An Unclear Financial Picture
While it may seem the hospital loses money by providing an extra service for its asthma patients, Nethersole said it isn't entirely clear that this will continue to be the case in the long run.
She noted that beds freed up by not having as many asthma patients could make it possible for the hospital to care for patients with more complicated problems.
"Whether the hospital actually loses or doesn't lose money is a very complicated analysis," said Dr. Charles Homer, a pediatrician and CEO of the National Initiative for Children's Healthcare Quality.
He explained that in cases like Children's Hospital in Boston or Children's Hospital of Philadelphia, which runs a similar asthma intervention program, "It's complicated because those are very high intensity places and they can often take care of children with more complicated needs and problems."
At the same time, Homer said, asthma disproportionately affects children in the most vulnerable populations. As a result, Medicaid and health care payers need to make sure that the preventive asthma care will be encouraged.
"What you'd want to do is create financial incentives that would at least not penalize people for doing the right thing," he said.
Lisa Mannix, the manager for state government relations at Children's, said that some of the problems stem from the asthma initiative involving places and people not typically considered part of health care.
"In the current, traditional health care system, those kinds of workers are not providers that have been able to bill or get any payment for their service," she said.
"I think there's generally interest," she said of conversations with Medicaid providers about payment for the program. But, "months have gone by and it just hasn't come to fruition."
These types of programs have gotten some attention. America's Health Insurance Plans has given grants in the past to promising interventions for treating asthma.
Mannix and Homer agree that some form of bundling -- where payments are based on the patient rather than hospital visits -- will likely be necessary to overcome the problems programs like the Community Asthma Initiative ostensibly face.
"It's a lot more expensive than what it would be to provide care up front," said Mannix. "At the end of the day, it is Medicaid or other insurers who reap the benefit of not having to pay for these urgent care visits."

• **STUDY MATERIAL**
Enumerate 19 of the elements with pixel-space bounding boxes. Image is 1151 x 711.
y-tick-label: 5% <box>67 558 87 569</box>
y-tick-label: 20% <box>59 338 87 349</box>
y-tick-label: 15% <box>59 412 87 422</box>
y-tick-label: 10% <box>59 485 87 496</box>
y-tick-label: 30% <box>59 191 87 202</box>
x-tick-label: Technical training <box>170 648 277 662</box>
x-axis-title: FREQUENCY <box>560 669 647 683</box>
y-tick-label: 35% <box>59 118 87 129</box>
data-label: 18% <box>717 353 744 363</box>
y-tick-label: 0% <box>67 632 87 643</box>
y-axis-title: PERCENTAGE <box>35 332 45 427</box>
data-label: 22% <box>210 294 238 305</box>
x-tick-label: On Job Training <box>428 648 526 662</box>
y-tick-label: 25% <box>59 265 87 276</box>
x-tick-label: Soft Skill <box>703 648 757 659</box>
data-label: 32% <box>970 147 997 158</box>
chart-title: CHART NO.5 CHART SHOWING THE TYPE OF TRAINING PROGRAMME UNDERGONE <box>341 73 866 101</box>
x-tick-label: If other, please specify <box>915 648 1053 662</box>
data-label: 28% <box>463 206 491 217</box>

• **TASK PROMPT**
Output, word for word, the stretch of the passage on asthma program finances from "She noted that" through "more complicated problems.". These rows come from a different source than the passage on asthma program finances.

• **REPLY TO THE TASK**
She noted that beds freed up by not having as many asthma patients could make it possible for the hospital to care for patients with more complicated problems.